Your task
Take every line that has the string "Wavelet" and copy it out.

* * * * * * *

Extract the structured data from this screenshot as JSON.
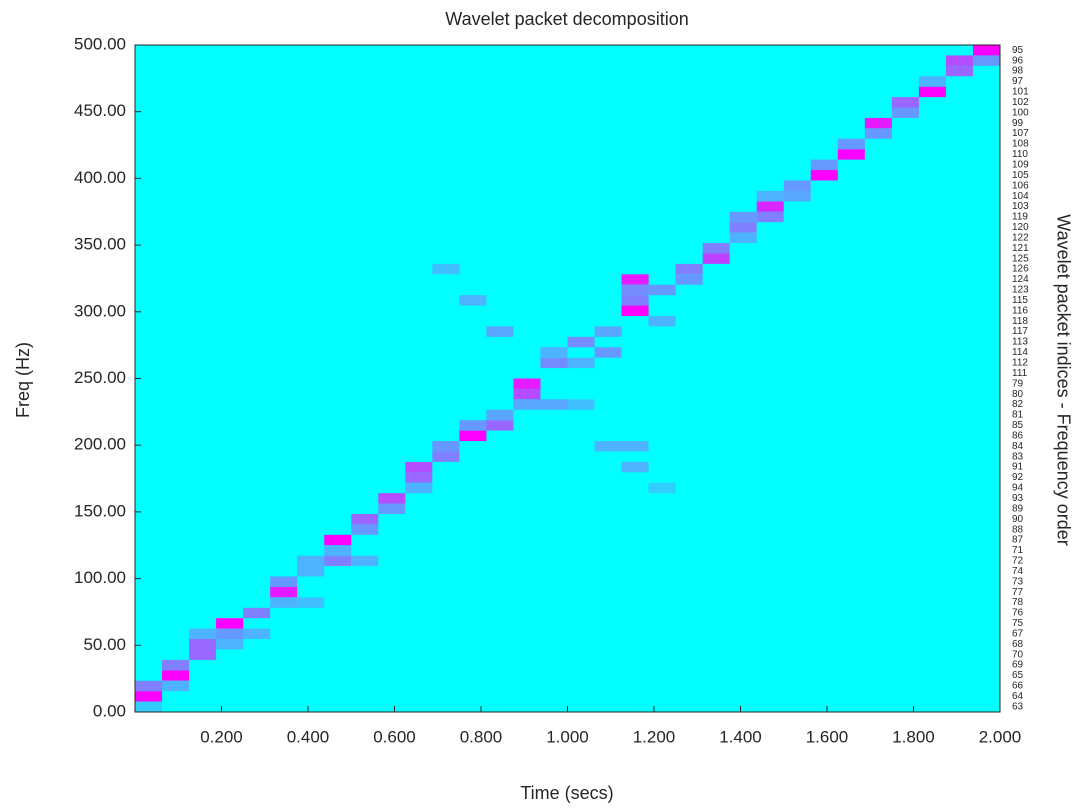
{
  "chart_data": {
    "type": "heatmap",
    "title": "Wavelet packet decomposition",
    "x_label": "Time (secs)",
    "y_label": "Freq (Hz)",
    "y2_label": "Wavelet packet indices - Frequency order",
    "xlim": [
      0,
      2
    ],
    "ylim": [
      0,
      500
    ],
    "clim": [
      0,
      1
    ],
    "colormap": [
      "#00ffff",
      "#ff00ff"
    ],
    "xticks": [
      {
        "value": 0.2,
        "label": "0.200"
      },
      {
        "value": 0.4,
        "label": "0.400"
      },
      {
        "value": 0.6,
        "label": "0.600"
      },
      {
        "value": 0.8,
        "label": "0.800"
      },
      {
        "value": 1,
        "label": "1.000"
      },
      {
        "value": 1.2,
        "label": "1.200"
      },
      {
        "value": 1.4,
        "label": "1.400"
      },
      {
        "value": 1.6,
        "label": "1.600"
      },
      {
        "value": 1.8,
        "label": "1.800"
      },
      {
        "value": 2,
        "label": "2.000"
      }
    ],
    "yticks": [
      {
        "value": 0,
        "label": "0.00"
      },
      {
        "value": 50,
        "label": "50.00"
      },
      {
        "value": 100,
        "label": "100.00"
      },
      {
        "value": 150,
        "label": "150.00"
      },
      {
        "value": 200,
        "label": "200.00"
      },
      {
        "value": 250,
        "label": "250.00"
      },
      {
        "value": 300,
        "label": "300.00"
      },
      {
        "value": 350,
        "label": "350.00"
      },
      {
        "value": 400,
        "label": "400.00"
      },
      {
        "value": 450,
        "label": "450.00"
      },
      {
        "value": 500,
        "label": "500.00"
      }
    ],
    "y2_labels": [
      63,
      64,
      66,
      65,
      69,
      70,
      68,
      67,
      75,
      76,
      78,
      77,
      73,
      74,
      72,
      71,
      87,
      88,
      90,
      89,
      93,
      94,
      92,
      91,
      83,
      84,
      86,
      85,
      81,
      82,
      80,
      79,
      111,
      112,
      114,
      113,
      117,
      118,
      116,
      115,
      123,
      124,
      126,
      125,
      121,
      122,
      120,
      119,
      103,
      104,
      106,
      105,
      109,
      110,
      108,
      107,
      99,
      100,
      102,
      101,
      97,
      98,
      96,
      95
    ],
    "cells": [
      {
        "x": 0,
        "y": 7.8125,
        "value": 1
      },
      {
        "x": 0,
        "y": 15.625,
        "value": 0.5
      },
      {
        "x": 0,
        "y": 0,
        "value": 0.2
      },
      {
        "x": 0.0625,
        "y": 23.4375,
        "value": 1
      },
      {
        "x": 0.0625,
        "y": 31.25,
        "value": 0.5
      },
      {
        "x": 0.0625,
        "y": 15.625,
        "value": 0.3
      },
      {
        "x": 0.125,
        "y": 39.0625,
        "value": 0.6
      },
      {
        "x": 0.125,
        "y": 46.875,
        "value": 0.6
      },
      {
        "x": 0.125,
        "y": 54.6875,
        "value": 0.3
      },
      {
        "x": 0.1875,
        "y": 62.5,
        "value": 1
      },
      {
        "x": 0.1875,
        "y": 54.6875,
        "value": 0.4
      },
      {
        "x": 0.1875,
        "y": 46.875,
        "value": 0.3
      },
      {
        "x": 0.25,
        "y": 70.3125,
        "value": 0.5
      },
      {
        "x": 0.25,
        "y": 54.6875,
        "value": 0.3
      },
      {
        "x": 0.3125,
        "y": 85.9375,
        "value": 0.9
      },
      {
        "x": 0.3125,
        "y": 93.75,
        "value": 0.4
      },
      {
        "x": 0.3125,
        "y": 78.125,
        "value": 0.3
      },
      {
        "x": 0.375,
        "y": 101.5625,
        "value": 0.3
      },
      {
        "x": 0.375,
        "y": 109.375,
        "value": 0.3
      },
      {
        "x": 0.375,
        "y": 78.125,
        "value": 0.25
      },
      {
        "x": 0.4375,
        "y": 125,
        "value": 1
      },
      {
        "x": 0.4375,
        "y": 109.375,
        "value": 0.5
      },
      {
        "x": 0.4375,
        "y": 117.1875,
        "value": 0.3
      },
      {
        "x": 0.5,
        "y": 140.625,
        "value": 0.6
      },
      {
        "x": 0.5,
        "y": 132.8125,
        "value": 0.4
      },
      {
        "x": 0.5,
        "y": 109.375,
        "value": 0.3
      },
      {
        "x": 0.5625,
        "y": 156.25,
        "value": 0.7
      },
      {
        "x": 0.5625,
        "y": 148.4375,
        "value": 0.4
      },
      {
        "x": 0.625,
        "y": 171.875,
        "value": 0.6
      },
      {
        "x": 0.625,
        "y": 179.6875,
        "value": 0.7
      },
      {
        "x": 0.625,
        "y": 164.0625,
        "value": 0.3
      },
      {
        "x": 0.6875,
        "y": 187.5,
        "value": 0.5
      },
      {
        "x": 0.6875,
        "y": 195.3125,
        "value": 0.4
      },
      {
        "x": 0.75,
        "y": 203.125,
        "value": 1
      },
      {
        "x": 0.75,
        "y": 210.9375,
        "value": 0.4
      },
      {
        "x": 0.8125,
        "y": 210.9375,
        "value": 0.6
      },
      {
        "x": 0.8125,
        "y": 218.75,
        "value": 0.35
      },
      {
        "x": 0.875,
        "y": 234.375,
        "value": 0.7
      },
      {
        "x": 0.875,
        "y": 242.1875,
        "value": 0.9
      },
      {
        "x": 0.875,
        "y": 226.5625,
        "value": 0.35
      },
      {
        "x": 0.9375,
        "y": 257.8125,
        "value": 0.45
      },
      {
        "x": 0.9375,
        "y": 226.5625,
        "value": 0.35
      },
      {
        "x": 0.9375,
        "y": 265.625,
        "value": 0.3
      },
      {
        "x": 1,
        "y": 273.4375,
        "value": 0.45
      },
      {
        "x": 1,
        "y": 257.8125,
        "value": 0.3
      },
      {
        "x": 1,
        "y": 226.5625,
        "value": 0.25
      },
      {
        "x": 1.0625,
        "y": 265.625,
        "value": 0.4
      },
      {
        "x": 1.0625,
        "y": 281.25,
        "value": 0.35
      },
      {
        "x": 1.0625,
        "y": 195.3125,
        "value": 0.3
      },
      {
        "x": 1.125,
        "y": 296.875,
        "value": 1
      },
      {
        "x": 1.125,
        "y": 320.3125,
        "value": 0.9
      },
      {
        "x": 1.125,
        "y": 304.6875,
        "value": 0.5
      },
      {
        "x": 1.125,
        "y": 312.5,
        "value": 0.45
      },
      {
        "x": 1.1875,
        "y": 312.5,
        "value": 0.4
      },
      {
        "x": 1.1875,
        "y": 289.0625,
        "value": 0.3
      },
      {
        "x": 1.25,
        "y": 328.125,
        "value": 0.5
      },
      {
        "x": 1.25,
        "y": 320.3125,
        "value": 0.4
      },
      {
        "x": 1.3125,
        "y": 335.9375,
        "value": 0.75
      },
      {
        "x": 1.3125,
        "y": 343.75,
        "value": 0.5
      },
      {
        "x": 1.375,
        "y": 351.5625,
        "value": 0.3
      },
      {
        "x": 1.375,
        "y": 359.375,
        "value": 0.5
      },
      {
        "x": 1.375,
        "y": 367.1875,
        "value": 0.4
      },
      {
        "x": 1.4375,
        "y": 375,
        "value": 0.85
      },
      {
        "x": 1.4375,
        "y": 367.1875,
        "value": 0.5
      },
      {
        "x": 1.4375,
        "y": 382.8125,
        "value": 0.3
      },
      {
        "x": 1.5,
        "y": 390.625,
        "value": 0.4
      },
      {
        "x": 1.5,
        "y": 382.8125,
        "value": 0.35
      },
      {
        "x": 1.5625,
        "y": 398.4375,
        "value": 1
      },
      {
        "x": 1.5625,
        "y": 406.25,
        "value": 0.4
      },
      {
        "x": 1.625,
        "y": 414.0625,
        "value": 1
      },
      {
        "x": 1.625,
        "y": 421.875,
        "value": 0.4
      },
      {
        "x": 1.6875,
        "y": 437.5,
        "value": 0.9
      },
      {
        "x": 1.6875,
        "y": 429.6875,
        "value": 0.4
      },
      {
        "x": 1.75,
        "y": 453.125,
        "value": 0.6
      },
      {
        "x": 1.75,
        "y": 445.3125,
        "value": 0.4
      },
      {
        "x": 1.8125,
        "y": 460.9375,
        "value": 1
      },
      {
        "x": 1.8125,
        "y": 468.75,
        "value": 0.3
      },
      {
        "x": 1.875,
        "y": 476.5625,
        "value": 0.6
      },
      {
        "x": 1.875,
        "y": 484.375,
        "value": 0.7
      },
      {
        "x": 1.9375,
        "y": 492.1875,
        "value": 1
      },
      {
        "x": 1.9375,
        "y": 484.375,
        "value": 0.4
      },
      {
        "x": 0.75,
        "y": 304.6875,
        "value": 0.3
      },
      {
        "x": 0.6875,
        "y": 328.125,
        "value": 0.25
      },
      {
        "x": 0.8125,
        "y": 281.25,
        "value": 0.35
      },
      {
        "x": 1.125,
        "y": 179.6875,
        "value": 0.3
      },
      {
        "x": 1.125,
        "y": 195.3125,
        "value": 0.3
      },
      {
        "x": 1.1875,
        "y": 164.0625,
        "value": 0.2
      }
    ]
  }
}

* * * * * * *

Result
    "title": "Wavelet packet decomposition",
    "y2_label": "Wavelet packet indices - Frequency order",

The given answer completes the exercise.